Stored records:
[start]

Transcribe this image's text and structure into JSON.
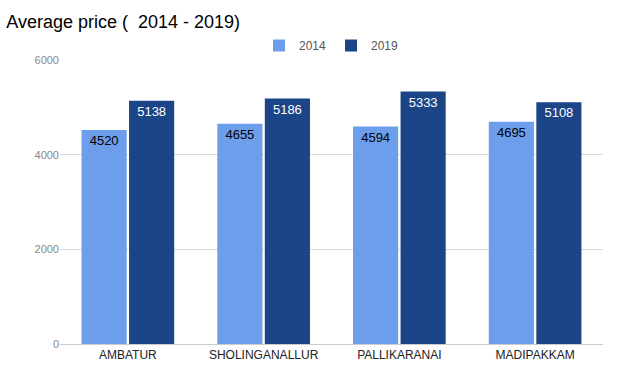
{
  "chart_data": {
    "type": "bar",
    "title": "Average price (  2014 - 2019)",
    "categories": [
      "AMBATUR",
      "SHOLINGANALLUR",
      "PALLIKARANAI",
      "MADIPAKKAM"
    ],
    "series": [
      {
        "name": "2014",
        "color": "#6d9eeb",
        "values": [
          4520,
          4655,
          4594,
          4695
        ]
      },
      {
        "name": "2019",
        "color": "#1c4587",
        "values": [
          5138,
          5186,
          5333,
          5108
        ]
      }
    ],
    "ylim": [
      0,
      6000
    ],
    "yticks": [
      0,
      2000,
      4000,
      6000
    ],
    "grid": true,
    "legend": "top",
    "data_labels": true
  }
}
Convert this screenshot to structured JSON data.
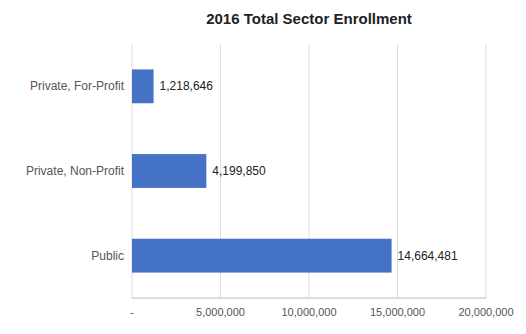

[end]
[start]

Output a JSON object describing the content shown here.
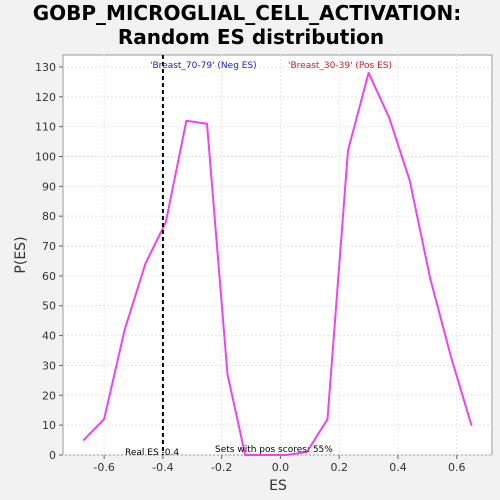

[end]

What is expected: Above are some records; extract exactly the lines from the one containing "Transcribe this image's" through the one containing "Convert this screenshot" and drop the pictures.

Answer:
Transcribe this image's text and structure into JSON.
{
  "chart_data": {
    "type": "bar",
    "title": "Average price (  2014 - 2019)",
    "categories": [
      "AMBATUR",
      "SHOLINGANALLUR",
      "PALLIKARANAI",
      "MADIPAKKAM"
    ],
    "series": [
      {
        "name": "2014",
        "color": "#6d9eeb",
        "values": [
          4520,
          4655,
          4594,
          4695
        ]
      },
      {
        "name": "2019",
        "color": "#1c4587",
        "values": [
          5138,
          5186,
          5333,
          5108
        ]
      }
    ],
    "ylim": [
      0,
      6000
    ],
    "yticks": [
      0,
      2000,
      4000,
      6000
    ],
    "grid": true,
    "legend": "top",
    "data_labels": true
  }
}
Convert this screenshot to structured JSON data.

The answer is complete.